+++ Records for the task +++
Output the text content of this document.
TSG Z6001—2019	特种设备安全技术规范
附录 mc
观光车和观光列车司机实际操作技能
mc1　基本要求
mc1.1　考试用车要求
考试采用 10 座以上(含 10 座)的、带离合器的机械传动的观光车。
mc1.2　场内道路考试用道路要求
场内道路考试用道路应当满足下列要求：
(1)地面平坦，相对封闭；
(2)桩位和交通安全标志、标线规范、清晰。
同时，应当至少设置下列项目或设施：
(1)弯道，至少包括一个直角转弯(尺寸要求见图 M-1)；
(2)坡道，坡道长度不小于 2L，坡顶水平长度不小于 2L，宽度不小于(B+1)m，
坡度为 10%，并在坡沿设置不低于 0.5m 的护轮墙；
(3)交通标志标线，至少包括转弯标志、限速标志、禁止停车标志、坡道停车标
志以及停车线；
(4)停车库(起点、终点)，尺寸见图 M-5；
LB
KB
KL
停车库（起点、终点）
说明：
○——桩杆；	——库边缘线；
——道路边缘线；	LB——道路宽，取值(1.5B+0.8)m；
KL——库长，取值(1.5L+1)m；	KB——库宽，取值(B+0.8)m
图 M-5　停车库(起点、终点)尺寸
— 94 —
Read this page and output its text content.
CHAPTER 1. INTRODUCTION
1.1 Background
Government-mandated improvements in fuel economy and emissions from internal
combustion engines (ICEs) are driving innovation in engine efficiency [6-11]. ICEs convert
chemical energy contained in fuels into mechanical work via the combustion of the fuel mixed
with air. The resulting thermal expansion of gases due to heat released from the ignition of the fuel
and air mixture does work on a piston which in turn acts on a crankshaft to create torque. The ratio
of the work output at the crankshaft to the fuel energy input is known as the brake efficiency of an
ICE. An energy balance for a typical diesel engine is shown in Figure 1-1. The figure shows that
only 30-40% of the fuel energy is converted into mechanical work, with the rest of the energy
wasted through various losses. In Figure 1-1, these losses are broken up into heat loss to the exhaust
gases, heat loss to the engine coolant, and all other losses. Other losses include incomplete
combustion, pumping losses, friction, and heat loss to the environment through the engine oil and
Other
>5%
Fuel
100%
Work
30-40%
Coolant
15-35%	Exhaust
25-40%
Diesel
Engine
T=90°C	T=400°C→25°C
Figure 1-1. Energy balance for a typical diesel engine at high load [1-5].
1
+++
Repeat the listing in full, keeping every line exactly as it is.

Output the text content of this document.
TSG Z6001—2019	特种设备安全技术规范
附录 mc
观光车和观光列车司机实际操作技能
mc1　基本要求
mc1.1　考试用车要求
考试采用 10 座以上(含 10 座)的、带离合器的机械传动的观光车。
mc1.2　场内道路考试用道路要求
场内道路考试用道路应当满足下列要求：
(1)地面平坦，相对封闭；
(2)桩位和交通安全标志、标线规范、清晰。
同时，应当至少设置下列项目或设施：
(1)弯道，至少包括一个直角转弯(尺寸要求见图 M-1)；
(2)坡道，坡道长度不小于 2L，坡顶水平长度不小于 2L，宽度不小于(B+1)m，
坡度为 10%，并在坡沿设置不低于 0.5m 的护轮墙；
(3)交通标志标线，至少包括转弯标志、限速标志、禁止停车标志、坡道停车标
志以及停车线；
(4)停车库(起点、终点)，尺寸见图 M-5；
LB
KB
KL
停车库（起点、终点）
说明：
○——桩杆；	——库边缘线；
——道路边缘线；	LB——道路宽，取值(1.5B+0.8)m；
KL——库长，取值(1.5L+1)m；	KB——库宽，取值(B+0.8)m
图 M-5　停车库(起点、终点)尺寸
— 94 —
Read this page and output its text content.
CHAPTER 1. INTRODUCTION
1.1 Background
Government-mandated improvements in fuel economy and emissions from internal
combustion engines (ICEs) are driving innovation in engine efficiency [6-11]. ICEs convert
chemical energy contained in fuels into mechanical work via the combustion of the fuel mixed
with air. The resulting thermal expansion of gases due to heat released from the ignition of the fuel
and air mixture does work on a piston which in turn acts on a crankshaft to create torque. The ratio
of the work output at the crankshaft to the fuel energy input is known as the brake efficiency of an
ICE. An energy balance for a typical diesel engine is shown in Figure 1-1. The figure shows that
only 30-40% of the fuel energy is converted into mechanical work, with the rest of the energy
wasted through various losses. In Figure 1-1, these losses are broken up into heat loss to the exhaust
gases, heat loss to the engine coolant, and all other losses. Other losses include incomplete
combustion, pumping losses, friction, and heat loss to the environment through the engine oil and
Other
>5%
Fuel
100%
Work
30-40%
Coolant
15-35%	Exhaust
25-40%
Diesel
Engine
T=90°C	T=400°C→25°C
Figure 1-1. Energy balance for a typical diesel engine at high load [1-5].
1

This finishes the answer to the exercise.